-- START --

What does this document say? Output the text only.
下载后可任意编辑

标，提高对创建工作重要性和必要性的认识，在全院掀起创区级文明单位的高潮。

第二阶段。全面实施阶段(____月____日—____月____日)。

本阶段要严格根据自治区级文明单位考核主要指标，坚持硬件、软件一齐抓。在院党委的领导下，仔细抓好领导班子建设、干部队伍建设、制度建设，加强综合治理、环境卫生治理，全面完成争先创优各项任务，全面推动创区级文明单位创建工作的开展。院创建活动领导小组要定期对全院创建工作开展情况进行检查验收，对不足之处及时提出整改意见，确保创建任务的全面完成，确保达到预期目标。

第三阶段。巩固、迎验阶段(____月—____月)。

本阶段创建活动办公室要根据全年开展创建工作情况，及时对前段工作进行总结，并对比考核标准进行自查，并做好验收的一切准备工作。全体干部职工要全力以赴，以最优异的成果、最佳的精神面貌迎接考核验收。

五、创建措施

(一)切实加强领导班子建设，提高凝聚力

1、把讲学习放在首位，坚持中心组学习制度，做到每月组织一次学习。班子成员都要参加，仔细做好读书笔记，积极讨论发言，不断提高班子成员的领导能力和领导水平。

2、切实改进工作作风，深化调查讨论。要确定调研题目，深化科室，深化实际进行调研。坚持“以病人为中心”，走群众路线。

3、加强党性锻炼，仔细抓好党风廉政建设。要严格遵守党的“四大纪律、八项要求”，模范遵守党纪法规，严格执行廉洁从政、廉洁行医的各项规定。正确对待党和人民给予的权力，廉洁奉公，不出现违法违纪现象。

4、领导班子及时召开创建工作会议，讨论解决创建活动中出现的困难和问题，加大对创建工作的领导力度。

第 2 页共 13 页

-- END --

__WRITTEN PROBLEM__. Take the records above and return them exactly as written.

__ANSWER TO THIS EXERCISE__.
What does this document say? Output the text only.
下载后可任意编辑

标，提高对创建工作重要性和必要性的认识，在全院掀起创区级文明单位的高潮。

第二阶段。全面实施阶段(____月____日—____月____日)。

本阶段要严格根据自治区级文明单位考核主要指标，坚持硬件、软件一齐抓。在院党委的领导下，仔细抓好领导班子建设、干部队伍建设、制度建设，加强综合治理、环境卫生治理，全面完成争先创优各项任务，全面推动创区级文明单位创建工作的开展。院创建活动领导小组要定期对全院创建工作开展情况进行检查验收，对不足之处及时提出整改意见，确保创建任务的全面完成，确保达到预期目标。

第三阶段。巩固、迎验阶段(____月—____月)。

本阶段创建活动办公室要根据全年开展创建工作情况，及时对前段工作进行总结，并对比考核标准进行自查，并做好验收的一切准备工作。全体干部职工要全力以赴，以最优异的成果、最佳的精神面貌迎接考核验收。

五、创建措施

(一)切实加强领导班子建设，提高凝聚力

1、把讲学习放在首位，坚持中心组学习制度，做到每月组织一次学习。班子成员都要参加，仔细做好读书笔记，积极讨论发言，不断提高班子成员的领导能力和领导水平。

2、切实改进工作作风，深化调查讨论。要确定调研题目，深化科室，深化实际进行调研。坚持“以病人为中心”，走群众路线。

3、加强党性锻炼，仔细抓好党风廉政建设。要严格遵守党的“四大纪律、八项要求”，模范遵守党纪法规，严格执行廉洁从政、廉洁行医的各项规定。正确对待党和人民给予的权力，廉洁奉公，不出现违法违纪现象。

4、领导班子及时召开创建工作会议，讨论解决创建活动中出现的困难和问题，加大对创建工作的领导力度。

第 2 页共 13 页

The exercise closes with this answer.